Copy everything in the data below exactly except the pictures.

■ WORKING DATA ■
######
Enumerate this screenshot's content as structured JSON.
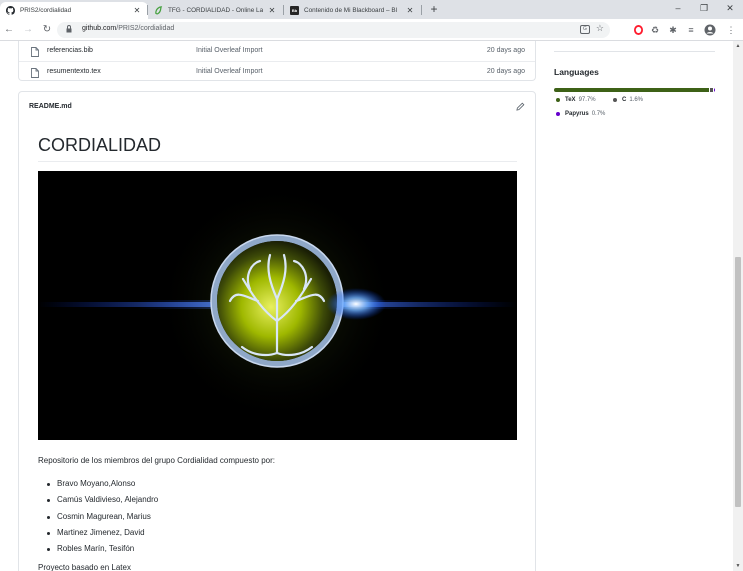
{
  "browser": {
    "tabs": [
      {
        "title": "PRIS2/cordialidad",
        "icon": "github-icon",
        "active": true
      },
      {
        "title": "TFG - CORDIALIDAD - Online La",
        "icon": "overleaf-icon",
        "active": false
      },
      {
        "title": "Contenido de Mi Blackboard – Bl",
        "icon": "blackboard-icon",
        "active": false
      }
    ],
    "tab_close": "✕",
    "new_tab": "+",
    "address": {
      "host": "github.com",
      "path": "/PRIS2/cordialidad"
    },
    "window_controls": {
      "minimize": "–",
      "maximize": "❐",
      "close": "✕"
    }
  },
  "files": [
    {
      "name": "referencias.bib",
      "message": "Initial Overleaf Import",
      "age": "20 days ago"
    },
    {
      "name": "resumentexto.tex",
      "message": "Initial Overleaf Import",
      "age": "20 days ago"
    }
  ],
  "readme": {
    "filename": "README.md",
    "heading": "CORDIALIDAD",
    "description": "Repositorio de los miembros del grupo Cordialidad compuesto por:",
    "members": [
      "Bravo Moyano,Alonso",
      "Camús Valdivieso, Alejandro",
      "Cosmin Magurean, Marius",
      "Martinez Jimenez, David",
      "Robles Marín, Tesifón"
    ],
    "trailing_text": "Proyecto basado en Latex"
  },
  "languages": {
    "title": "Languages",
    "items": [
      {
        "name": "TeX",
        "percent": "97.7%",
        "value": 97.7,
        "color": "#3d6117"
      },
      {
        "name": "C",
        "percent": "1.6%",
        "value": 1.6,
        "color": "#555555"
      },
      {
        "name": "Papyrus",
        "percent": "0.7%",
        "value": 0.7,
        "color": "#6600cc"
      }
    ]
  }
}
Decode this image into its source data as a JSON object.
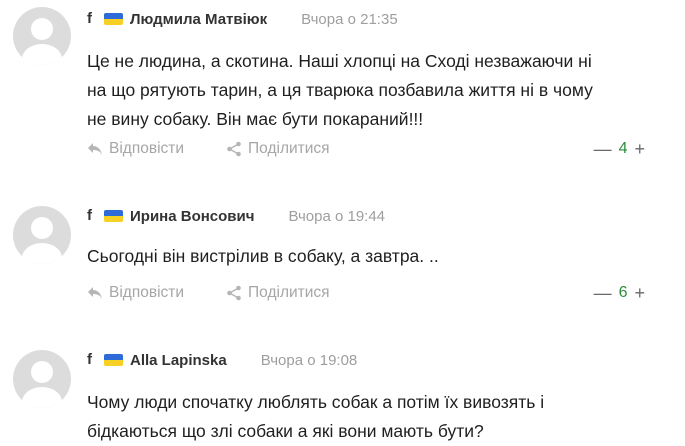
{
  "colors": {
    "flag_blue": "#2e6bd6",
    "flag_yellow": "#f7d023",
    "score_green": "#2e8b3d",
    "muted_text": "#a6a6a6"
  },
  "icons": {
    "network": "facebook-icon",
    "flag": "ukraine-flag-icon",
    "reply": "reply-icon",
    "share": "share-icon"
  },
  "labels": {
    "network_glyph": "f",
    "reply": "Відповісти",
    "share": "Поділитися",
    "vote_down": "—",
    "vote_up": "+"
  },
  "comments": [
    {
      "author": "Людмила Матвіюк",
      "time": "Вчора о 21:35",
      "lines": [
        "Це не людина, а скотина. Наші хлопці на Сході незважаючи ні",
        "на що рятують тарин, а ця тварюка позбавила життя ні в чому",
        "не вину собаку. Він має бути покараний!!!"
      ],
      "score": "4"
    },
    {
      "author": "Ирина Вонсович",
      "time": "Вчора о 19:44",
      "lines": [
        "Сьогодні він вистрілив в собаку, а завтра. .."
      ],
      "score": "6"
    },
    {
      "author": "Alla Lapinska",
      "time": "Вчора о 19:08",
      "lines": [
        "Чому люди спочатку люблять собак а потім їх вивозять і",
        "бідкаються  що злі собаки а які вони мають бути?"
      ],
      "score": null
    }
  ]
}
######
■ RESPONSE FOR THIS EXERCISE ■
Enumerate this screenshot's content as structured JSON.
{
  "browser": {
    "tabs": [
      {
        "title": "PRIS2/cordialidad",
        "icon": "github-icon",
        "active": true
      },
      {
        "title": "TFG - CORDIALIDAD - Online La",
        "icon": "overleaf-icon",
        "active": false
      },
      {
        "title": "Contenido de Mi Blackboard – Bl",
        "icon": "blackboard-icon",
        "active": false
      }
    ],
    "tab_close": "✕",
    "new_tab": "+",
    "address": {
      "host": "github.com",
      "path": "/PRIS2/cordialidad"
    },
    "window_controls": {
      "minimize": "–",
      "maximize": "❐",
      "close": "✕"
    }
  },
  "files": [
    {
      "name": "referencias.bib",
      "message": "Initial Overleaf Import",
      "age": "20 days ago"
    },
    {
      "name": "resumentexto.tex",
      "message": "Initial Overleaf Import",
      "age": "20 days ago"
    }
  ],
  "readme": {
    "filename": "README.md",
    "heading": "CORDIALIDAD",
    "description": "Repositorio de los miembros del grupo Cordialidad compuesto por:",
    "members": [
      "Bravo Moyano,Alonso",
      "Camús Valdivieso, Alejandro",
      "Cosmin Magurean, Marius",
      "Martinez Jimenez, David",
      "Robles Marín, Tesifón"
    ],
    "trailing_text": "Proyecto basado en Latex"
  },
  "languages": {
    "title": "Languages",
    "items": [
      {
        "name": "TeX",
        "percent": "97.7%",
        "value": 97.7,
        "color": "#3d6117"
      },
      {
        "name": "C",
        "percent": "1.6%",
        "value": 1.6,
        "color": "#555555"
      },
      {
        "name": "Papyrus",
        "percent": "0.7%",
        "value": 0.7,
        "color": "#6600cc"
      }
    ]
  }
}
Decode this image into its source data as a JSON object.
{
  "colors": {
    "flag_blue": "#2e6bd6",
    "flag_yellow": "#f7d023",
    "score_green": "#2e8b3d",
    "muted_text": "#a6a6a6"
  },
  "icons": {
    "network": "facebook-icon",
    "flag": "ukraine-flag-icon",
    "reply": "reply-icon",
    "share": "share-icon"
  },
  "labels": {
    "network_glyph": "f",
    "reply": "Відповісти",
    "share": "Поділитися",
    "vote_down": "—",
    "vote_up": "+"
  },
  "comments": [
    {
      "author": "Людмила Матвіюк",
      "time": "Вчора о 21:35",
      "lines": [
        "Це не людина, а скотина. Наші хлопці на Сході незважаючи ні",
        "на що рятують тарин, а ця тварюка позбавила життя ні в чому",
        "не вину собаку. Він має бути покараний!!!"
      ],
      "score": "4"
    },
    {
      "author": "Ирина Вонсович",
      "time": "Вчора о 19:44",
      "lines": [
        "Сьогодні він вистрілив в собаку, а завтра. .."
      ],
      "score": "6"
    },
    {
      "author": "Alla Lapinska",
      "time": "Вчора о 19:08",
      "lines": [
        "Чому люди спочатку люблять собак а потім їх вивозять і",
        "бідкаються  що злі собаки а які вони мають бути?"
      ],
      "score": null
    }
  ]
}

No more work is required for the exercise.